● INSTRUCTION
Provide an exact copy of the data, excluding the images.

● EXERCISE MATERIALS
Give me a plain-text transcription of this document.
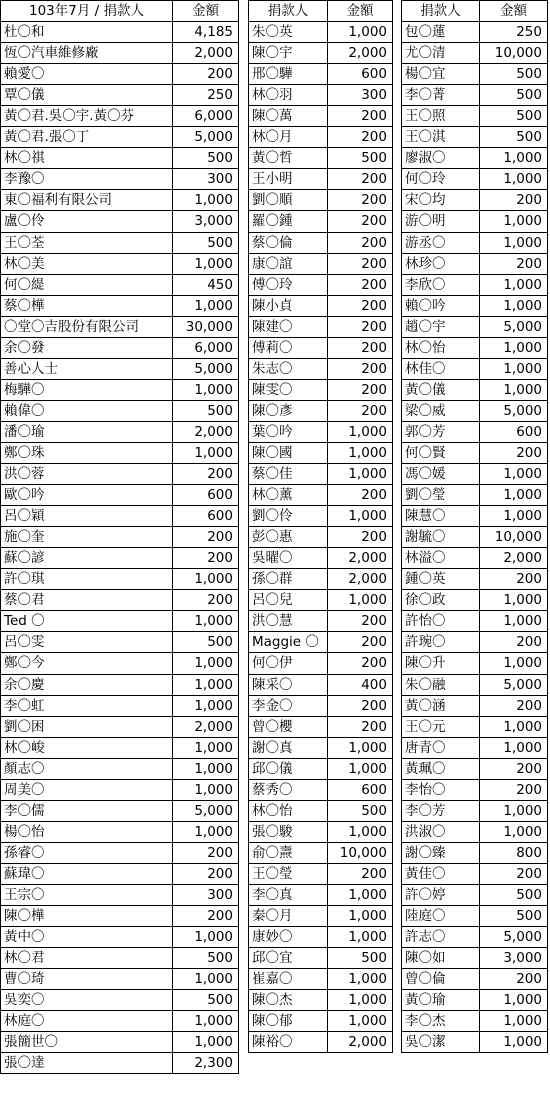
103年7月 / 捐款人	金額
杜〇和	4,185
恆〇汽車維修廠	2,000
賴愛〇	200
覃〇儀	250
黃〇君.吳〇宇.黃〇芬	6,000
黃〇君.張〇丁	5,000
林〇祺	500
李豫〇	300
東〇福利有限公司	1,000
盧〇伶	3,000
王〇荃	500
林〇美	1,000
何〇緹	450
蔡〇樺	1,000
〇堂〇吉股份有限公司	30,000
余〇發	6,000
善心人士	5,000
梅驊〇	1,000
賴偉〇	500
潘〇瑜	2,000
鄭〇珠	1,000
洪〇蓉	200
歐〇吟	600
呂〇穎	600
施〇奎	200
蘇〇諺	200
許〇琪	1,000
蔡〇君	200
Ted 〇	1,000
呂〇雯	500
鄭〇今	1,000
余〇慶	1,000
李〇虹	1,000
劉〇困	2,000
林〇峻	1,000
顏志〇	1,000
周美〇	1,000
李〇儒	5,000
楊〇怡	1,000
孫睿〇	200
蘇瑋〇	200
王宗〇	300
陳〇樺	200
黃中〇	1,000
林〇君	500
曹〇琦	1,000
吳奕〇	500
林庭〇	1,000
張簡世〇	1,000
張〇達	2,300
捐款人	金額
朱〇英	1,000
陳〇宇	2,000
邢〇驊	600
林〇羽	300
陳〇萬	200
林〇月	200
黃〇哲	500
王小明	200
劉〇順	200
羅〇鍾	200
蔡〇倫	200
康〇誼	200
傅〇玲	200
陳小貞	200
陳建〇	200
傅莉〇	200
朱志〇	200
陳雯〇	200
陳〇彥	200
葉〇吟	1,000
陳〇國	1,000
蔡〇佳	1,000
林〇薰	200
劉〇伶	1,000
彭〇惠	200
吳曜〇	2,000
孫〇群	2,000
呂〇兒	1,000
洪〇慧	200
Maggie 〇	200
何〇伊	200
陳采〇	400
李金〇	200
曾〇櫻	200
謝〇真	1,000
邱〇儀	1,000
蔡秀〇	600
林〇怡	500
張〇駿	1,000
俞〇燾	10,000
王〇瑩	200
李〇真	1,000
秦〇月	1,000
康妙〇	1,000
邱〇宜	500
崔嘉〇	1,000
陳〇杰	1,000
陳〇郁	1,000
陳裕〇	2,000
捐款人	金額
包〇蓮	250
尤〇清	10,000
楊〇宜	500
李〇菁	500
王〇照	500
王〇淇	500
廖淑〇	1,000
何〇玲	1,000
宋〇均	200
游〇明	1,000
游丞〇	1,000
林珍〇	200
李欣〇	1,000
賴〇吟	1,000
趙〇宇	5,000
林〇怡	1,000
林佳〇	1,000
黃〇儀	1,000
梁〇威	5,000
郭〇芳	600
何〇賢	200
馮〇媛	1,000
劉〇瑩	1,000
陳慧〇	1,000
謝毓〇	10,000
林溢〇	2,000
鍾〇英	200
徐〇政	1,000
許怡〇	1,000
許琬〇	200
陳〇升	1,000
朱〇融	5,000
黃〇涵	200
王〇元	1,000
唐青〇	1,000
黃珮〇	200
李怡〇	200
李〇芳	1,000
洪淑〇	1,000
謝〇臻	800
黃佳〇	200
許〇婷	500
陸庭〇	500
許志〇	5,000
陳〇如	3,000
曾〇倫	200
黃〇瑜	1,000
李〇杰	1,000
吳〇潔	1,000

● FINAL RESULT
Give me a plain-text transcription of this document.
103年7月 / 捐款人	金額
杜〇和	4,185
恆〇汽車維修廠	2,000
賴愛〇	200
覃〇儀	250
黃〇君.吳〇宇.黃〇芬	6,000
黃〇君.張〇丁	5,000
林〇祺	500
李豫〇	300
東〇福利有限公司	1,000
盧〇伶	3,000
王〇荃	500
林〇美	1,000
何〇緹	450
蔡〇樺	1,000
〇堂〇吉股份有限公司	30,000
余〇發	6,000
善心人士	5,000
梅驊〇	1,000
賴偉〇	500
潘〇瑜	2,000
鄭〇珠	1,000
洪〇蓉	200
歐〇吟	600
呂〇穎	600
施〇奎	200
蘇〇諺	200
許〇琪	1,000
蔡〇君	200
Ted 〇	1,000
呂〇雯	500
鄭〇今	1,000
余〇慶	1,000
李〇虹	1,000
劉〇困	2,000
林〇峻	1,000
顏志〇	1,000
周美〇	1,000
李〇儒	5,000
楊〇怡	1,000
孫睿〇	200
蘇瑋〇	200
王宗〇	300
陳〇樺	200
黃中〇	1,000
林〇君	500
曹〇琦	1,000
吳奕〇	500
林庭〇	1,000
張簡世〇	1,000
張〇達	2,300
捐款人	金額
朱〇英	1,000
陳〇宇	2,000
邢〇驊	600
林〇羽	300
陳〇萬	200
林〇月	200
黃〇哲	500
王小明	200
劉〇順	200
羅〇鍾	200
蔡〇倫	200
康〇誼	200
傅〇玲	200
陳小貞	200
陳建〇	200
傅莉〇	200
朱志〇	200
陳雯〇	200
陳〇彥	200
葉〇吟	1,000
陳〇國	1,000
蔡〇佳	1,000
林〇薰	200
劉〇伶	1,000
彭〇惠	200
吳曜〇	2,000
孫〇群	2,000
呂〇兒	1,000
洪〇慧	200
Maggie 〇	200
何〇伊	200
陳采〇	400
李金〇	200
曾〇櫻	200
謝〇真	1,000
邱〇儀	1,000
蔡秀〇	600
林〇怡	500
張〇駿	1,000
俞〇燾	10,000
王〇瑩	200
李〇真	1,000
秦〇月	1,000
康妙〇	1,000
邱〇宜	500
崔嘉〇	1,000
陳〇杰	1,000
陳〇郁	1,000
陳裕〇	2,000
捐款人	金額
包〇蓮	250
尤〇清	10,000
楊〇宜	500
李〇菁	500
王〇照	500
王〇淇	500
廖淑〇	1,000
何〇玲	1,000
宋〇均	200
游〇明	1,000
游丞〇	1,000
林珍〇	200
李欣〇	1,000
賴〇吟	1,000
趙〇宇	5,000
林〇怡	1,000
林佳〇	1,000
黃〇儀	1,000
梁〇威	5,000
郭〇芳	600
何〇賢	200
馮〇媛	1,000
劉〇瑩	1,000
陳慧〇	1,000
謝毓〇	10,000
林溢〇	2,000
鍾〇英	200
徐〇政	1,000
許怡〇	1,000
許琬〇	200
陳〇升	1,000
朱〇融	5,000
黃〇涵	200
王〇元	1,000
唐青〇	1,000
黃珮〇	200
李怡〇	200
李〇芳	1,000
洪淑〇	1,000
謝〇臻	800
黃佳〇	200
許〇婷	500
陸庭〇	500
許志〇	5,000
陳〇如	3,000
曾〇倫	200
黃〇瑜	1,000
李〇杰	1,000
吳〇潔	1,000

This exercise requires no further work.